··· RECORDS SHOWN

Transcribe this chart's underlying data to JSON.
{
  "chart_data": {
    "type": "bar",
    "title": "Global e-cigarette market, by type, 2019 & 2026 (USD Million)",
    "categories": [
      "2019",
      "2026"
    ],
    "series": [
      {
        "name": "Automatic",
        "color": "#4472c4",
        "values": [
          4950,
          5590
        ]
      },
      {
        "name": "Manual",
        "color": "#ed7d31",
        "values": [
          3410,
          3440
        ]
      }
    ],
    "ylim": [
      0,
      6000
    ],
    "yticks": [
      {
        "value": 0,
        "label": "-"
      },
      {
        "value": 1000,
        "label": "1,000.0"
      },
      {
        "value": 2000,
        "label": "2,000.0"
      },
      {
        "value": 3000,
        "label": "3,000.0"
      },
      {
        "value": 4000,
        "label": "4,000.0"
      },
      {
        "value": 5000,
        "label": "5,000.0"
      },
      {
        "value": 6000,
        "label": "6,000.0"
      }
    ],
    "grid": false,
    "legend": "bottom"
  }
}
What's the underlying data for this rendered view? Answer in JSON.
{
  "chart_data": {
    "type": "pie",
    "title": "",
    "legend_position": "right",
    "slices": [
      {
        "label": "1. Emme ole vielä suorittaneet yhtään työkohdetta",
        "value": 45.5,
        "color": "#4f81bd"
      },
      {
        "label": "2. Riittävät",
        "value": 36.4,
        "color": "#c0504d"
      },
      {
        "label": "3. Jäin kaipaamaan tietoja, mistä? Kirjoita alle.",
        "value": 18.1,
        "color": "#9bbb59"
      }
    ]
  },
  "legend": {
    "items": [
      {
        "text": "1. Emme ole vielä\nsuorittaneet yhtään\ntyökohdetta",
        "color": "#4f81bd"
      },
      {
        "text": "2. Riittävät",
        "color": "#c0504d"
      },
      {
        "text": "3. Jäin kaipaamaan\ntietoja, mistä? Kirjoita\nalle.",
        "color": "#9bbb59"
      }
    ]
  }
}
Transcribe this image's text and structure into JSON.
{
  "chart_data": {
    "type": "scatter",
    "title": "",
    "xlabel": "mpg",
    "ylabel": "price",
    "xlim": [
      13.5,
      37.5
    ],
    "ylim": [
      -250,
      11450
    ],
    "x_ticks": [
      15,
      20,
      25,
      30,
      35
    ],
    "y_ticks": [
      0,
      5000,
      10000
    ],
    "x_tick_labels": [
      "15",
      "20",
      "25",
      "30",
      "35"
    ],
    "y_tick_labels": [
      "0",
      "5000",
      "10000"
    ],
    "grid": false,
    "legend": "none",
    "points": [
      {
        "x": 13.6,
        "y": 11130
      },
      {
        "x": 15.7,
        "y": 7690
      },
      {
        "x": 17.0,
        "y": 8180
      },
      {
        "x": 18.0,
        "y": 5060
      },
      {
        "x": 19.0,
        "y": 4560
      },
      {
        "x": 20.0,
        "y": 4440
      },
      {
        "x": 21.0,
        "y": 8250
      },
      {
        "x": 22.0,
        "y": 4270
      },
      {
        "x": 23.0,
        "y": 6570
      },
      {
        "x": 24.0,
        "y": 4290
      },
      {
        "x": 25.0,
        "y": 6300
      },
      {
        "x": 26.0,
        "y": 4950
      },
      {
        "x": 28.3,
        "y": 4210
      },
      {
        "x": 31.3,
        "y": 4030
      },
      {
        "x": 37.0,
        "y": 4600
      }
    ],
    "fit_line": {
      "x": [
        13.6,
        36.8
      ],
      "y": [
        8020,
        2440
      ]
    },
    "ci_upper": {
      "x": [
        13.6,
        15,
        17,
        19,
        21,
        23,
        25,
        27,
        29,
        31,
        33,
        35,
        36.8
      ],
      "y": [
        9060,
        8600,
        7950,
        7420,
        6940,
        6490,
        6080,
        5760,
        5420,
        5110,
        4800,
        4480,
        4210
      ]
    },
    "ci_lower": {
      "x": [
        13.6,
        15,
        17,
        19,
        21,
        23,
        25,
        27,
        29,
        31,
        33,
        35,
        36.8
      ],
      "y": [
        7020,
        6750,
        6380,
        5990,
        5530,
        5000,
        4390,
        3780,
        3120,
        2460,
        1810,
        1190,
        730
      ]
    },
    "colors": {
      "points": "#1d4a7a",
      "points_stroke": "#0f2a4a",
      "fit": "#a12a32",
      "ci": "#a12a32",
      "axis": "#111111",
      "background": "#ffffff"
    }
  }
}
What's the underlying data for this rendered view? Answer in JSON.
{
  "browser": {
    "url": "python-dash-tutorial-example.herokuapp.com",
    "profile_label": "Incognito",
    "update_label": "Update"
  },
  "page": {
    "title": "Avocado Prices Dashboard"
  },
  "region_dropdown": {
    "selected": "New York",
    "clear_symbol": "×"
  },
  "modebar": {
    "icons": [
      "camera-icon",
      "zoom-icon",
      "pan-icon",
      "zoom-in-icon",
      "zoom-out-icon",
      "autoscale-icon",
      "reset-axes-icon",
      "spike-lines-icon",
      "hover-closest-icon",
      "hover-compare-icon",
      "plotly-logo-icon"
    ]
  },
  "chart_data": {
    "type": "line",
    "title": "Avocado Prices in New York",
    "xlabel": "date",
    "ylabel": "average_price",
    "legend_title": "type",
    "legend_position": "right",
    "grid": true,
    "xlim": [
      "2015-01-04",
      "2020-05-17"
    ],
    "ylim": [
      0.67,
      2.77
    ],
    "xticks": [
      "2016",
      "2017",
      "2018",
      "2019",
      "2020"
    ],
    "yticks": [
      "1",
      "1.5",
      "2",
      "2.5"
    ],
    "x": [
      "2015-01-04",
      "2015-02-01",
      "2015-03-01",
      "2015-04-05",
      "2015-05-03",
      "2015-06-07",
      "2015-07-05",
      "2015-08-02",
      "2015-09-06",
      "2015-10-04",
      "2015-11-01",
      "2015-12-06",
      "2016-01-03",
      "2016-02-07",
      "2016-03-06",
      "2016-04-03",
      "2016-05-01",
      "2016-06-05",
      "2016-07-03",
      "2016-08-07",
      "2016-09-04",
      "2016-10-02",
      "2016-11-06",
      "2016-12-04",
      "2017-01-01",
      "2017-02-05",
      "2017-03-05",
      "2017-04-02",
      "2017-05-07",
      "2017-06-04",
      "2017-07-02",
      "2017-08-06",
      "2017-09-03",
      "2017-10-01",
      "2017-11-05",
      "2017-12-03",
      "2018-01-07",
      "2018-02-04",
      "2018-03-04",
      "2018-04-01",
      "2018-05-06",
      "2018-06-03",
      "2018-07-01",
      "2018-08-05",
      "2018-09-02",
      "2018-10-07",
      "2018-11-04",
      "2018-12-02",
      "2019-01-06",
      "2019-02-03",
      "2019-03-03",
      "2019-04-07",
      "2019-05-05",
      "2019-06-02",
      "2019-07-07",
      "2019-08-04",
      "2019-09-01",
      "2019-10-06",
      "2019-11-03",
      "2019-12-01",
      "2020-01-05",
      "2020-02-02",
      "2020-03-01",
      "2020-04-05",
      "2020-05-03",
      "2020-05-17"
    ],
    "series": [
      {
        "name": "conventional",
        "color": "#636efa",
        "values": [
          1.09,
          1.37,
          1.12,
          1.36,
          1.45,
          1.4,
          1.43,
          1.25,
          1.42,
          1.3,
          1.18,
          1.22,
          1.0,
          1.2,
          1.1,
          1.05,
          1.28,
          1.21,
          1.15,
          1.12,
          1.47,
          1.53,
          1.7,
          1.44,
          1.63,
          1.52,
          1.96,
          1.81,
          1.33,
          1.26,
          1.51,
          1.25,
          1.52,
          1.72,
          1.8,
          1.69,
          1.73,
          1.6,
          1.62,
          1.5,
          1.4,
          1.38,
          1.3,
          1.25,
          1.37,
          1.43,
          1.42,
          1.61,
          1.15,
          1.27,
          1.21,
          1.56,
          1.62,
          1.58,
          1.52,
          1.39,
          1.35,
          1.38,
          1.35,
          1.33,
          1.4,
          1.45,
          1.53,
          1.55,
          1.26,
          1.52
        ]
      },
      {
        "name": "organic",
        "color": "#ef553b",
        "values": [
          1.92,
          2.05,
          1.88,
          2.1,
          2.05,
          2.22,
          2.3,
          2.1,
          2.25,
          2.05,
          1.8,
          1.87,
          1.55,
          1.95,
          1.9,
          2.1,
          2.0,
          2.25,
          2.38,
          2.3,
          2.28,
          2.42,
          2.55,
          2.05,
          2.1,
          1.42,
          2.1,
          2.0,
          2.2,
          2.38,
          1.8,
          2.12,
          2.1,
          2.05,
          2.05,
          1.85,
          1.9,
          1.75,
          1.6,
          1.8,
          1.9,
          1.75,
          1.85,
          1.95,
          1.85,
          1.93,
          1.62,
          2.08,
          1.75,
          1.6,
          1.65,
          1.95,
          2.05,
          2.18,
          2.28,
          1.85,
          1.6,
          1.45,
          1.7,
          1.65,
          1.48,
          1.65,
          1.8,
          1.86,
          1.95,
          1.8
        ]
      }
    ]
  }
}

······

- [GIVEN TASK]: Copy every line of the records above that contains "name".

- [TASK SOLUTION]:
        "name": "Automatic",
        "name": "Manual",
        "name": "conventional",
        "name": "organic",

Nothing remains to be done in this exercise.